_Exercise directions_
The listing below is the input. Say how many of its lines contain "name", giving the number alone.

_Given records_
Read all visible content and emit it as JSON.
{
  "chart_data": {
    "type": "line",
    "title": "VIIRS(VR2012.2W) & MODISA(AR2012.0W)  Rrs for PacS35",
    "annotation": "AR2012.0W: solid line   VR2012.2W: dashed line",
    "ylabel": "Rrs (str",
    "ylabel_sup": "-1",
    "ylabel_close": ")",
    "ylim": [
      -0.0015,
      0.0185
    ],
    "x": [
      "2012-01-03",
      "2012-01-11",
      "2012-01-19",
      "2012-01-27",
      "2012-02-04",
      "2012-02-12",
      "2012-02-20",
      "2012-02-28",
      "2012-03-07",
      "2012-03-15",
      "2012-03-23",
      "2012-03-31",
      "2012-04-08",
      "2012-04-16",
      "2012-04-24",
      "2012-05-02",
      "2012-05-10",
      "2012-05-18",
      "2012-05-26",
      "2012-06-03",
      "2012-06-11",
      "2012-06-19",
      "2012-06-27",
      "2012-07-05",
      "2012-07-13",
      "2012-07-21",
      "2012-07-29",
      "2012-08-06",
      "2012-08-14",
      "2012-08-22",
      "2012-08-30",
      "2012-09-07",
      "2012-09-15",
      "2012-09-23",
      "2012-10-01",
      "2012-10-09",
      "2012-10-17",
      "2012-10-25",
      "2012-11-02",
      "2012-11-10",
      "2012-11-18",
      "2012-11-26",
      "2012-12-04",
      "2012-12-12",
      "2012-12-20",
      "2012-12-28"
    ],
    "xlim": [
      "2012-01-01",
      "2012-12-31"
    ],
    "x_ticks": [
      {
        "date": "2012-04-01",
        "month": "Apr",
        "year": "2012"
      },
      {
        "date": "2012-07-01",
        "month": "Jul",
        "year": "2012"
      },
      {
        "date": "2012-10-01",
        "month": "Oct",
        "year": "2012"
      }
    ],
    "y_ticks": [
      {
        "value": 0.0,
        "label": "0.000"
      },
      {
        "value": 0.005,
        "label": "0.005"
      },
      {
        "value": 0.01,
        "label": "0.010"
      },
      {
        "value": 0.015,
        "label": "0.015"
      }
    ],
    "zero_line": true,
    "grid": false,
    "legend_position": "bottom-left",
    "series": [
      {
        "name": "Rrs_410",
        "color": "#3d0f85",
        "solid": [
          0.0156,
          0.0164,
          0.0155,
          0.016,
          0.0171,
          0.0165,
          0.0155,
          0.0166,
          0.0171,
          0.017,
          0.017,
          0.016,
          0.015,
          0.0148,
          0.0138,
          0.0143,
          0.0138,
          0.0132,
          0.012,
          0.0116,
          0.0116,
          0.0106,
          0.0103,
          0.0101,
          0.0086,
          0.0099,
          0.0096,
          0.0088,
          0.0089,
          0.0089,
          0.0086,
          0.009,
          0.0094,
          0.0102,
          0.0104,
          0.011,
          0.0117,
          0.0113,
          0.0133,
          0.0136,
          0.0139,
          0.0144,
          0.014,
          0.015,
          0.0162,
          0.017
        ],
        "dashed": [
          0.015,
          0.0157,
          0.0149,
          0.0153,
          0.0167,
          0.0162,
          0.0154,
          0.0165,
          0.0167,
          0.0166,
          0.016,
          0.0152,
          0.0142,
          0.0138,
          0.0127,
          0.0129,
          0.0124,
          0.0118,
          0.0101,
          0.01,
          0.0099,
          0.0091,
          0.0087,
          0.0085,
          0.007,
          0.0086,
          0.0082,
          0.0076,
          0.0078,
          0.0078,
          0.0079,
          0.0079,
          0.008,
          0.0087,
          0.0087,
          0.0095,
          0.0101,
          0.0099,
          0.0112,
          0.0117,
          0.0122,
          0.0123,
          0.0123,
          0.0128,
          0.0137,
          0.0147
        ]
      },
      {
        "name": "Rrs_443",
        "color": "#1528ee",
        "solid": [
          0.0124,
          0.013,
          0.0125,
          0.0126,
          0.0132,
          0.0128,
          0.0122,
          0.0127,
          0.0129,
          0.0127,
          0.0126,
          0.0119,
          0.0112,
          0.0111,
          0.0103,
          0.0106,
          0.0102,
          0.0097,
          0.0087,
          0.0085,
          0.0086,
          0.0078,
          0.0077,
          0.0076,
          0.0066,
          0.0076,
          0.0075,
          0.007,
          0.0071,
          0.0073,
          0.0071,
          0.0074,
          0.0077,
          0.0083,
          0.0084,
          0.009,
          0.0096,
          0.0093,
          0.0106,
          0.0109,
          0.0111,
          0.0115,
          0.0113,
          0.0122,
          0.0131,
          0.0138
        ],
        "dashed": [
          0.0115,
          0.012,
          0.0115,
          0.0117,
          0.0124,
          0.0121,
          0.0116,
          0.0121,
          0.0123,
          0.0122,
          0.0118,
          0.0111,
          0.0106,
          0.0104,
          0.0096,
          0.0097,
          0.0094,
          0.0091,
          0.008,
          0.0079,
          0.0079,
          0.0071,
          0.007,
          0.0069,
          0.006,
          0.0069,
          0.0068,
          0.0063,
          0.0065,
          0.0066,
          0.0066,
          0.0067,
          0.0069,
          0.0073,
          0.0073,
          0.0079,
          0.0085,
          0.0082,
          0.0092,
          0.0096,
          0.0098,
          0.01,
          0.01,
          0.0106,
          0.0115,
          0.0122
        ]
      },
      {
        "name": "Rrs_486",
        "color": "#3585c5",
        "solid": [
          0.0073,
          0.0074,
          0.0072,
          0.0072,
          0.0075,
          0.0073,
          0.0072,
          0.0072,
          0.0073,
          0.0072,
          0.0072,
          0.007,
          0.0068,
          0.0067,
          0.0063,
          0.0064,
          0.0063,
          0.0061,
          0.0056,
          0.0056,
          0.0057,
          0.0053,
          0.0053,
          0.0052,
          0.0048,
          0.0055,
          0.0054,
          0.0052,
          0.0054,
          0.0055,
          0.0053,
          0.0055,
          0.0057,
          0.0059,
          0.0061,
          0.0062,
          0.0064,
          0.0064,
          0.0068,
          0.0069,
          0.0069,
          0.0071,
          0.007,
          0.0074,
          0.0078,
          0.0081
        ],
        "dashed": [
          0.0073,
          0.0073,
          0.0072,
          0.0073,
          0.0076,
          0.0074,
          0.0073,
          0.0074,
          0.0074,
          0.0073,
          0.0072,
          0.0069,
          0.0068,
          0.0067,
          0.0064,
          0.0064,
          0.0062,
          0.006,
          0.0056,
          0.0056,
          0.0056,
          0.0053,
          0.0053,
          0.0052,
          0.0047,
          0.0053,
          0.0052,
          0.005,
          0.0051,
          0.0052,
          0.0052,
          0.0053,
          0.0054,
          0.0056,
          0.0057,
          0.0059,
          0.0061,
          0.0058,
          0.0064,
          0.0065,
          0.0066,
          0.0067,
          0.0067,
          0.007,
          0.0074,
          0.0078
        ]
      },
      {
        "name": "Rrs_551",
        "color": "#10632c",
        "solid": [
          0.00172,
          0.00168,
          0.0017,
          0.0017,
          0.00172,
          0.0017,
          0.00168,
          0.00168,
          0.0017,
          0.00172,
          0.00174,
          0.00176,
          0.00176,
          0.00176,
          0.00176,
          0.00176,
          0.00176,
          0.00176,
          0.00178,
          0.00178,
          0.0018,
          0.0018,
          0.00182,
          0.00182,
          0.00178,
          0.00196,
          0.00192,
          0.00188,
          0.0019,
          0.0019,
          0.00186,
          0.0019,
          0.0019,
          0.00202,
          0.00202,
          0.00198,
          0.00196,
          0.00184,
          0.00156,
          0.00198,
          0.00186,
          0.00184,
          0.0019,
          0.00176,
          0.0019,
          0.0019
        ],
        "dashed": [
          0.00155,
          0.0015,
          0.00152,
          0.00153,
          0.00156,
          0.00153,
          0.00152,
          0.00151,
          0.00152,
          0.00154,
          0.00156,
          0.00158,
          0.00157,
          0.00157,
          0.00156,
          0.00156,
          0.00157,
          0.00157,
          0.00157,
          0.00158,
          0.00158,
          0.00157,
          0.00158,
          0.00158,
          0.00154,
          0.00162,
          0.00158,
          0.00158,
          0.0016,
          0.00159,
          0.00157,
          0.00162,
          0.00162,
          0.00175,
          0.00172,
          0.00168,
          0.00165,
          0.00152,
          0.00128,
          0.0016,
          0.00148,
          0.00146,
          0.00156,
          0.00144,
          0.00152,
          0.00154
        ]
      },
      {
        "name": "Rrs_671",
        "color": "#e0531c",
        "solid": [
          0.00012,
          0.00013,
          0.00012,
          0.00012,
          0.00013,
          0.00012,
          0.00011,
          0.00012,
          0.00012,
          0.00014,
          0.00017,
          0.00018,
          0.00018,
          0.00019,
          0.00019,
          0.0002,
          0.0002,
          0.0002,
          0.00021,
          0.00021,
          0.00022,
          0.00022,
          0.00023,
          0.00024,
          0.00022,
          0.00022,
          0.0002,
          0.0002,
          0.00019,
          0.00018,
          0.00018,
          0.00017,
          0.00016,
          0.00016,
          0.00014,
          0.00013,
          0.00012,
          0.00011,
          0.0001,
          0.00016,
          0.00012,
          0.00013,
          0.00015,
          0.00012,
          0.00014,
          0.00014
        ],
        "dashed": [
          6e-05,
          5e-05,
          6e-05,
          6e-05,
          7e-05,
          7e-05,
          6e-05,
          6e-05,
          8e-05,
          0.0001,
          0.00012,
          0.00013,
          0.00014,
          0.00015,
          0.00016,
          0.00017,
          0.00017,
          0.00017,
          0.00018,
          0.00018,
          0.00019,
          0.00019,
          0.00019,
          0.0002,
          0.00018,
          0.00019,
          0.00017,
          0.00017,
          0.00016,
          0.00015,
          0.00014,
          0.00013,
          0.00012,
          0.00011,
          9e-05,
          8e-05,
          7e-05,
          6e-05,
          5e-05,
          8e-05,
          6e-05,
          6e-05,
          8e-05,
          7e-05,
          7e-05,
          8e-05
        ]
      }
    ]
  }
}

_Written response_
5